begin Record excerpts

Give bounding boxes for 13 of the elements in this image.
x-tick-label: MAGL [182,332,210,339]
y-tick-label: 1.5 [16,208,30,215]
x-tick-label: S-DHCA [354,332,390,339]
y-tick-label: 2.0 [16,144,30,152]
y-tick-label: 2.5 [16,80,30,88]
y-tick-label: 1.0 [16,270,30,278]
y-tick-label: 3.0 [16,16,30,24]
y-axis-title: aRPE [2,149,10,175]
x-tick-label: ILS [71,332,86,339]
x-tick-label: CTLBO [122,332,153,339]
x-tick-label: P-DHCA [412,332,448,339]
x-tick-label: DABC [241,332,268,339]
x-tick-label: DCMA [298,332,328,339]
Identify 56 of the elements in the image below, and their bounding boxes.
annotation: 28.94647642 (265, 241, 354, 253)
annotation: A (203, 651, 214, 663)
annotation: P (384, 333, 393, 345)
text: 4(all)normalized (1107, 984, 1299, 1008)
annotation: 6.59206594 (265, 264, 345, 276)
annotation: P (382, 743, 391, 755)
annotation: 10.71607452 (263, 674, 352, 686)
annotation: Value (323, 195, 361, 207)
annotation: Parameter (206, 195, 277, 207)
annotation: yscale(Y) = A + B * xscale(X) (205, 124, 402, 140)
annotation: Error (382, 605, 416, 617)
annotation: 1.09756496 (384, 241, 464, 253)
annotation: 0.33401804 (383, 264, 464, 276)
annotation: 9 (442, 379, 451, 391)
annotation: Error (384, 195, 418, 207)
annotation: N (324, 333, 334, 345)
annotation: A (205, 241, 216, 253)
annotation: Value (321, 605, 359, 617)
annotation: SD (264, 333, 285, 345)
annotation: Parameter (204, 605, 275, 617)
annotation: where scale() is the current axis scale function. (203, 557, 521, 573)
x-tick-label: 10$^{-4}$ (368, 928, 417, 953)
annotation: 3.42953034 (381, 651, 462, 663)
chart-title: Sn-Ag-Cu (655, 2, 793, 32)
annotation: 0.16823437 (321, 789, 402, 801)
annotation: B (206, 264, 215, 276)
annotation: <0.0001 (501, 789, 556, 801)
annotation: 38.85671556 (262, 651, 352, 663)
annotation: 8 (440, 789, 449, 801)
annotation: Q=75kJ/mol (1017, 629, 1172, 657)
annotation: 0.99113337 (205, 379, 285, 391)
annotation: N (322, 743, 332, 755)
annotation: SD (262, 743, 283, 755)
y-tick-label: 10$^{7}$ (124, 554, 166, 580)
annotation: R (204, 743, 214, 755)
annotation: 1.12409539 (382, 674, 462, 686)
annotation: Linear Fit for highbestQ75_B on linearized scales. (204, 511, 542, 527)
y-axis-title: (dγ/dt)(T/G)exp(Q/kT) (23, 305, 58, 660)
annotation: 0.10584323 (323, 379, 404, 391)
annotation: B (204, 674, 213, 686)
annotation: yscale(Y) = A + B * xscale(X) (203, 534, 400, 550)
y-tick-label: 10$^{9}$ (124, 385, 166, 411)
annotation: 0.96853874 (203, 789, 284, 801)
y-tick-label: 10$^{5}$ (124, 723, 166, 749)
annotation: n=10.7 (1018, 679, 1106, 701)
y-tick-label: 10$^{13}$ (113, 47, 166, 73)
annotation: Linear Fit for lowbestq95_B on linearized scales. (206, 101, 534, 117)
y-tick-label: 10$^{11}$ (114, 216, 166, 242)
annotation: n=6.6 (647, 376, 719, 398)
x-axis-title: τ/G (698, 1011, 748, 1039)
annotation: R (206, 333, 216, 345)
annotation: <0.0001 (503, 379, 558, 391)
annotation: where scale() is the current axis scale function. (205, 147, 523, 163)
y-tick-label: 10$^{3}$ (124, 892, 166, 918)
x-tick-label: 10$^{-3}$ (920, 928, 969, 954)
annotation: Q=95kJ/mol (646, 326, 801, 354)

end Record excerpts

▶ **Requirement**
Set out every line of the records above as a numbered list, leaving out any blank lines.

▶ **The completed task**
1. Give bounding boxes for 13 of the elements in this image.
2. x-tick-label: MAGL [182,332,210,339]
3. y-tick-label: 1.5 [16,208,30,215]
4. x-tick-label: S-DHCA [354,332,390,339]
5. y-tick-label: 2.0 [16,144,30,152]
6. y-tick-label: 2.5 [16,80,30,88]
7. y-tick-label: 1.0 [16,270,30,278]
8. y-tick-label: 3.0 [16,16,30,24]
9. y-axis-title: aRPE [2,149,10,175]
10. x-tick-label: ILS [71,332,86,339]
11. x-tick-label: CTLBO [122,332,153,339]
12. x-tick-label: P-DHCA [412,332,448,339]
13. x-tick-label: DABC [241,332,268,339]
14. x-tick-label: DCMA [298,332,328,339]
15. Identify 56 of the elements in the image below, and their bounding boxes.
16. annotation: 28.94647642 (265, 241, 354, 253)
17. annotation: A (203, 651, 214, 663)
18. annotation: P (384, 333, 393, 345)
19. text: 4(all)normalized (1107, 984, 1299, 1008)
20. annotation: 6.59206594 (265, 264, 345, 276)
21. annotation: P (382, 743, 391, 755)
22. annotation: 10.71607452 (263, 674, 352, 686)
23. annotation: Value (323, 195, 361, 207)
24. annotation: Parameter (206, 195, 277, 207)
25. annotation: yscale(Y) = A + B * xscale(X) (205, 124, 402, 140)
26. annotation: Error (382, 605, 416, 617)
27. annotation: 1.09756496 (384, 241, 464, 253)
28. annotation: 0.33401804 (383, 264, 464, 276)
29. annotation: 9 (442, 379, 451, 391)
30. annotation: Error (384, 195, 418, 207)
31. annotation: N (324, 333, 334, 345)
32. annotation: A (205, 241, 216, 253)
33. annotation: Value (321, 605, 359, 617)
34. annotation: SD (264, 333, 285, 345)
35. annotation: Parameter (204, 605, 275, 617)
36. annotation: where scale() is the current axis scale function. (203, 557, 521, 573)
37. x-tick-label: 10$^{-4}$ (368, 928, 417, 953)
38. annotation: 3.42953034 (381, 651, 462, 663)
39. chart-title: Sn-Ag-Cu (655, 2, 793, 32)
40. annotation: 0.16823437 (321, 789, 402, 801)
41. annotation: B (206, 264, 215, 276)
42. annotation: <0.0001 (501, 789, 556, 801)
43. annotation: 38.85671556 (262, 651, 352, 663)
44. annotation: 8 (440, 789, 449, 801)
45. annotation: Q=75kJ/mol (1017, 629, 1172, 657)
46. annotation: 0.99113337 (205, 379, 285, 391)
47. annotation: N (322, 743, 332, 755)
48. annotation: SD (262, 743, 283, 755)
49. y-tick-label: 10$^{7}$ (124, 554, 166, 580)
50. annotation: R (204, 743, 214, 755)
51. annotation: 1.12409539 (382, 674, 462, 686)
52. annotation: Linear Fit for highbestQ75_B on linearized scales. (204, 511, 542, 527)
53. y-axis-title: (dγ/dt)(T/G)exp(Q/kT) (23, 305, 58, 660)
54. annotation: 0.10584323 (323, 379, 404, 391)
55. annotation: B (204, 674, 213, 686)
56. annotation: yscale(Y) = A + B * xscale(X) (203, 534, 400, 550)
57. y-tick-label: 10$^{9}$ (124, 385, 166, 411)
58. annotation: 0.96853874 (203, 789, 284, 801)
59. y-tick-label: 10$^{5}$ (124, 723, 166, 749)
60. annotation: n=10.7 (1018, 679, 1106, 701)
61. y-tick-label: 10$^{13}$ (113, 47, 166, 73)
62. annotation: Linear Fit for lowbestq95_B on linearized scales. (206, 101, 534, 117)
63. y-tick-label: 10$^{11}$ (114, 216, 166, 242)
64. annotation: n=6.6 (647, 376, 719, 398)
65. x-axis-title: τ/G (698, 1011, 748, 1039)
66. annotation: R (206, 333, 216, 345)
67. annotation: <0.0001 (503, 379, 558, 391)
68. annotation: where scale() is the current axis scale function. (205, 147, 523, 163)
69. y-tick-label: 10$^{3}$ (124, 892, 166, 918)
70. x-tick-label: 10$^{-3}$ (920, 928, 969, 954)
71. annotation: Q=95kJ/mol (646, 326, 801, 354)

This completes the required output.